[DIRECTIONS]:
Drop all images and give the records again exactly.

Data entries
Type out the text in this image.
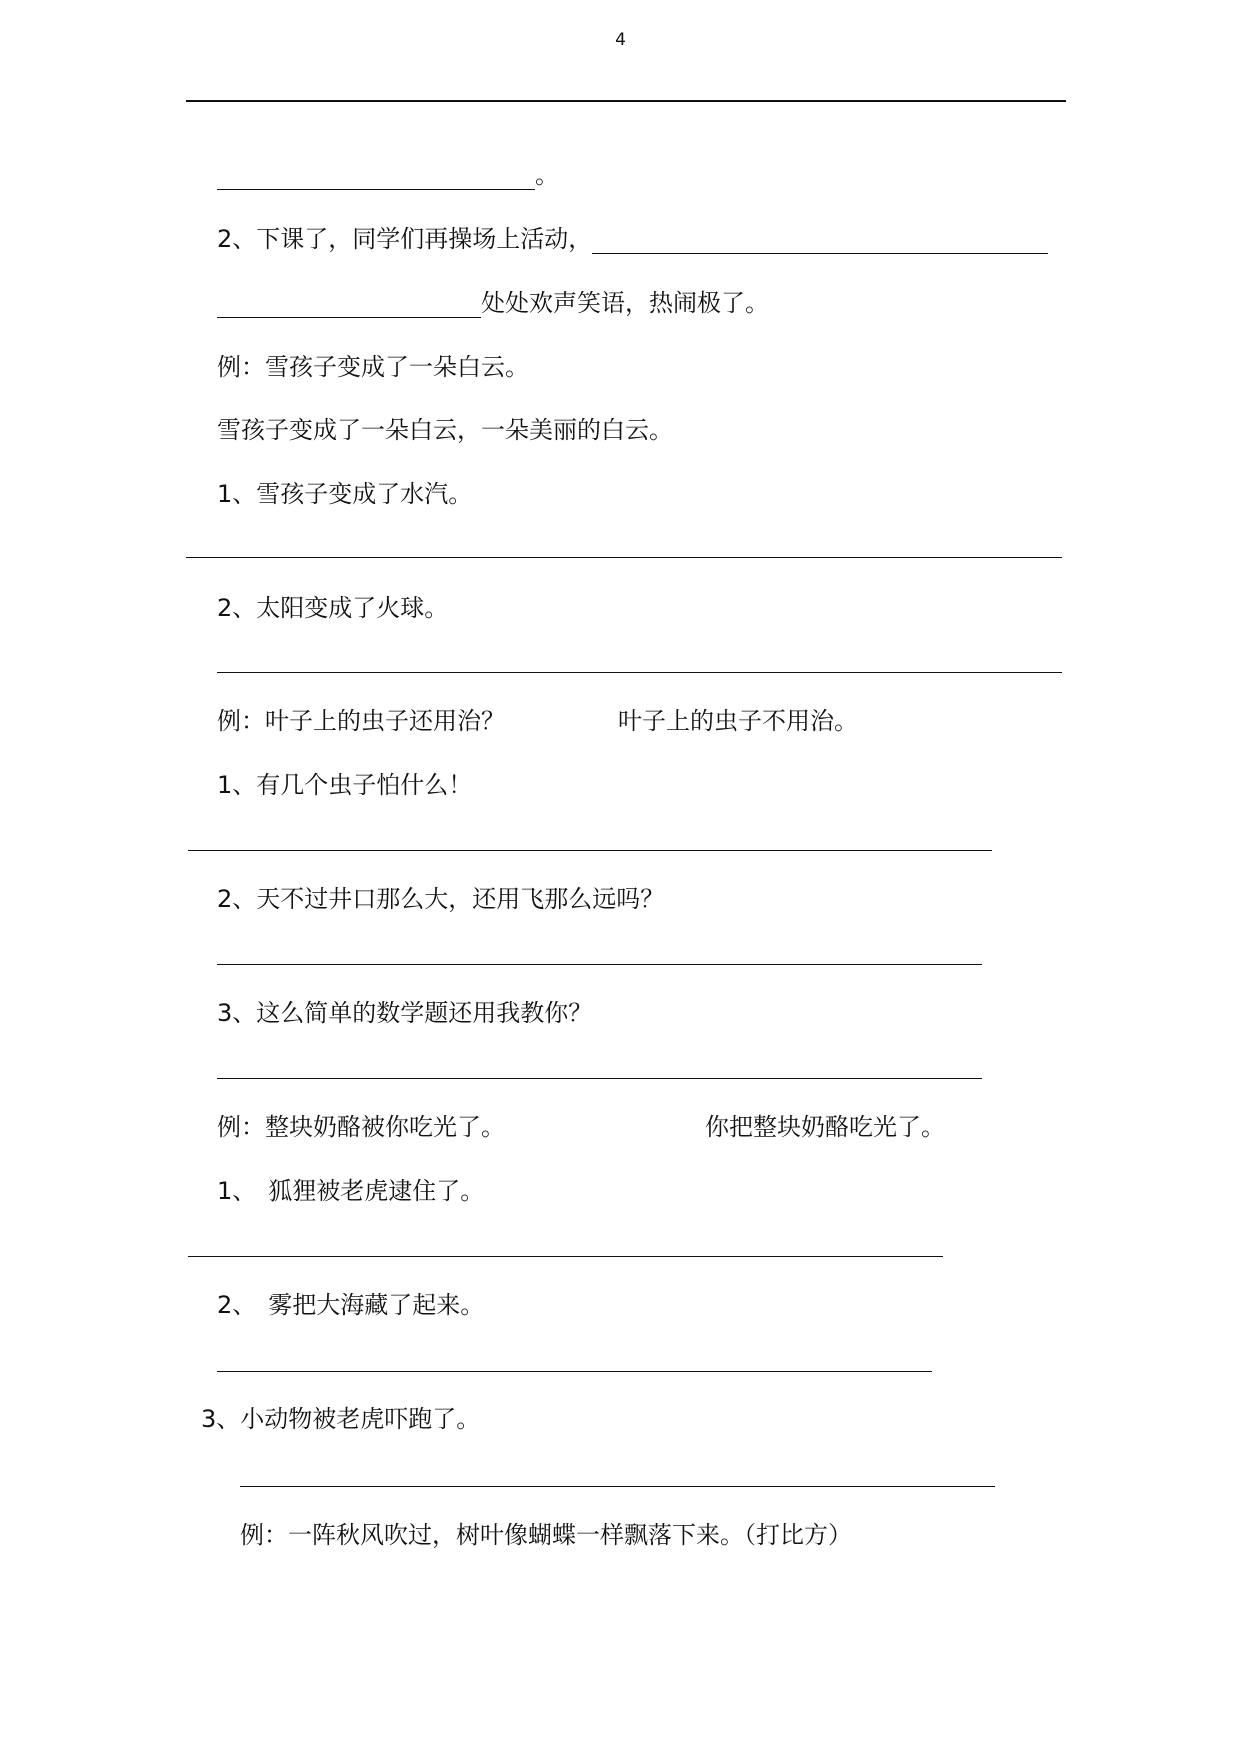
4
。
2、下课了，同学们再操场上活动，
处处欢声笑语，热闹极了。
例：雪孩子变成了一朵白云。
雪孩子变成了一朵白云，一朵美丽的白云。
1、雪孩子变成了水汽。
2、太阳变成了火球。
例：叶子上的虫子还用治？	叶子上的虫子不用治。
1、有几个虫子怕什么！
2、天不过井口那么大，还用飞那么远吗？
3、这么简单的数学题还用我教你？
例：整块奶酪被你吃光了。	你把整块奶酪吃光了。
1、　狐狸被老虎逮住了。
2、　雾把大海藏了起来。
3、小动物被老虎吓跑了。
例：一阵秋风吹过，树叶像蝴蝶一样飘落下来。（打比方）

[EXPECTED ANSWER]:
Type out the text in this image.
4
。
2、下课了，同学们再操场上活动，
处处欢声笑语，热闹极了。
例：雪孩子变成了一朵白云。
雪孩子变成了一朵白云，一朵美丽的白云。
1、雪孩子变成了水汽。
2、太阳变成了火球。
例：叶子上的虫子还用治？	叶子上的虫子不用治。
1、有几个虫子怕什么！
2、天不过井口那么大，还用飞那么远吗？
3、这么简单的数学题还用我教你？
例：整块奶酪被你吃光了。	你把整块奶酪吃光了。
1、　狐狸被老虎逮住了。
2、　雾把大海藏了起来。
3、小动物被老虎吓跑了。
例：一阵秋风吹过，树叶像蝴蝶一样飘落下来。（打比方）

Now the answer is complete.